Problem description:
Each entry here needs to be set down again exactly, please; pictures are left out.

Recorded data:
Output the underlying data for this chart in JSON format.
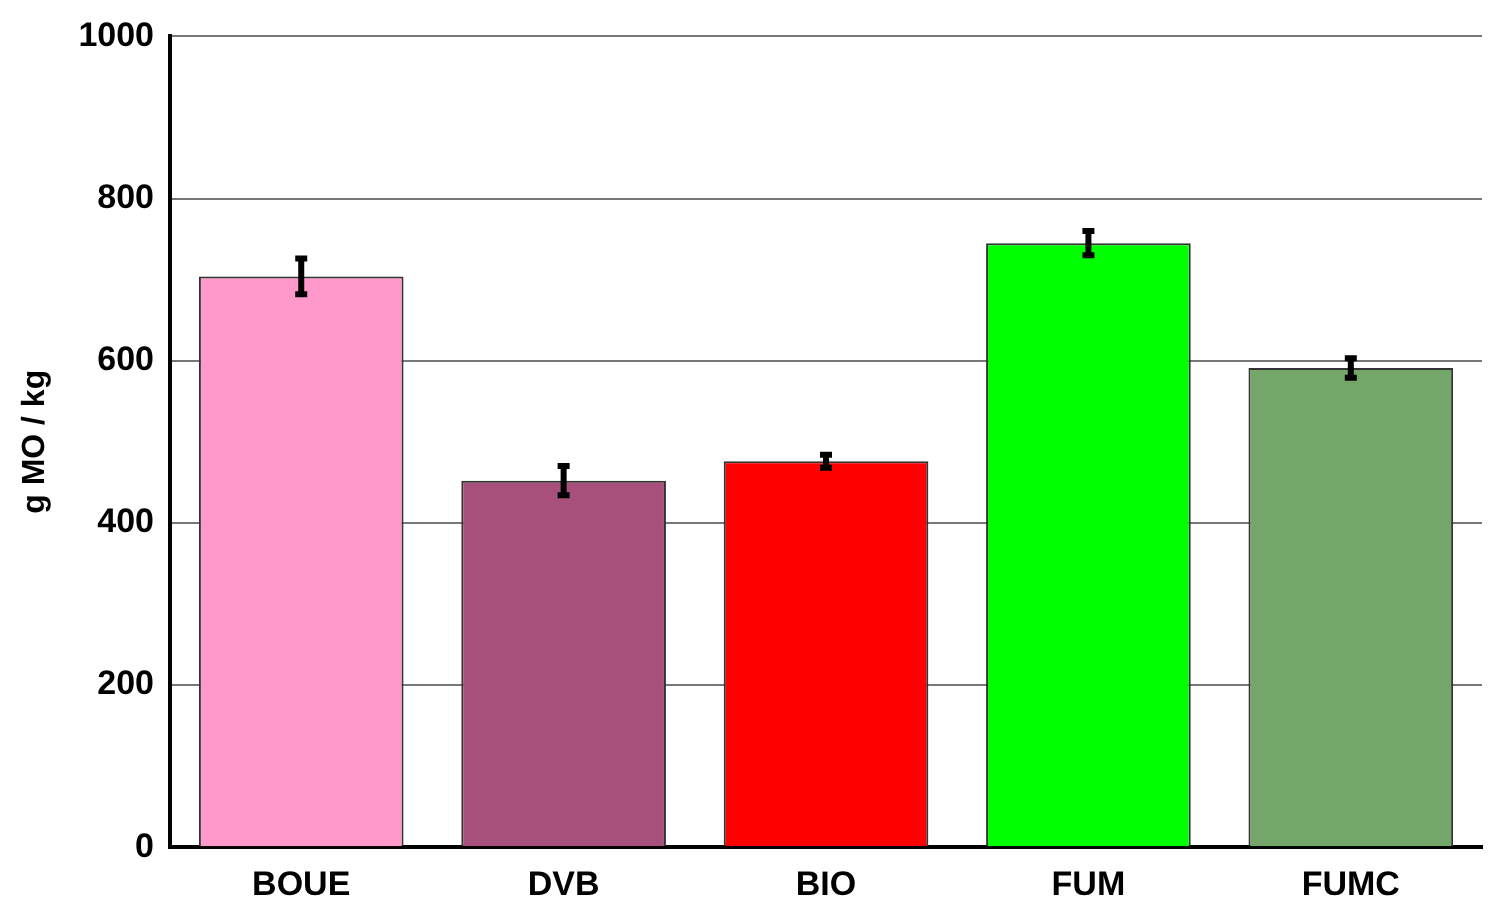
{
  "chart_data": {
    "type": "bar",
    "ylabel": "g MO / kg",
    "categories": [
      "BOUE",
      "DVB",
      "BIO",
      "FUM",
      "FUMC"
    ],
    "values": [
      704,
      452,
      476,
      745,
      591
    ],
    "errors": [
      22,
      18,
      8,
      15,
      12
    ],
    "colors": [
      "#ff99cc",
      "#a8507c",
      "#ff0000",
      "#00ff00",
      "#74a66a"
    ],
    "ylim": [
      0,
      1000
    ],
    "yticks": [
      0,
      200,
      400,
      600,
      800,
      1000
    ],
    "grid": "y",
    "legend": false
  }
}
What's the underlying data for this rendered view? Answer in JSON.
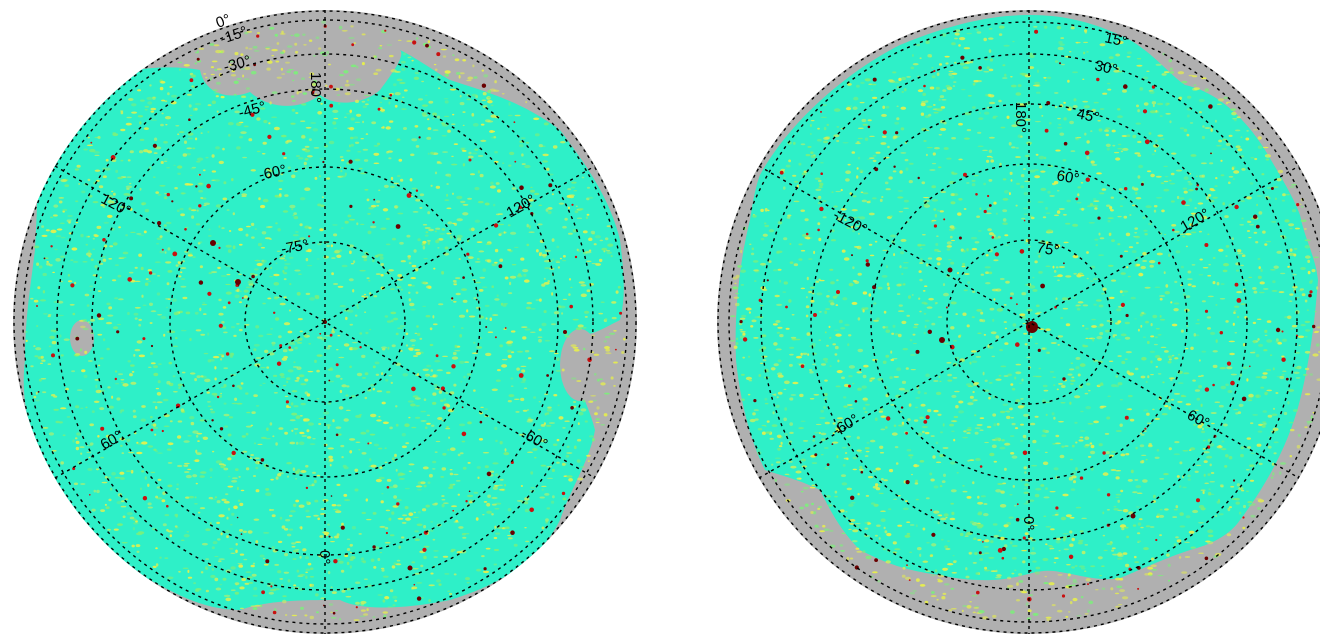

Solution to this problem:
Output the underlying data for this chart in JSON format.
{
  "chart_data": {
    "type": "bar",
    "ylabel": "g MO / kg",
    "categories": [
      "BOUE",
      "DVB",
      "BIO",
      "FUM",
      "FUMC"
    ],
    "values": [
      704,
      452,
      476,
      745,
      591
    ],
    "errors": [
      22,
      18,
      8,
      15,
      12
    ],
    "colors": [
      "#ff99cc",
      "#a8507c",
      "#ff0000",
      "#00ff00",
      "#74a66a"
    ],
    "ylim": [
      0,
      1000
    ],
    "yticks": [
      0,
      200,
      400,
      600,
      800,
      1000
    ],
    "grid": "y",
    "legend": false
  }
}
What's the underlying data for this rendered view? Answer in JSON.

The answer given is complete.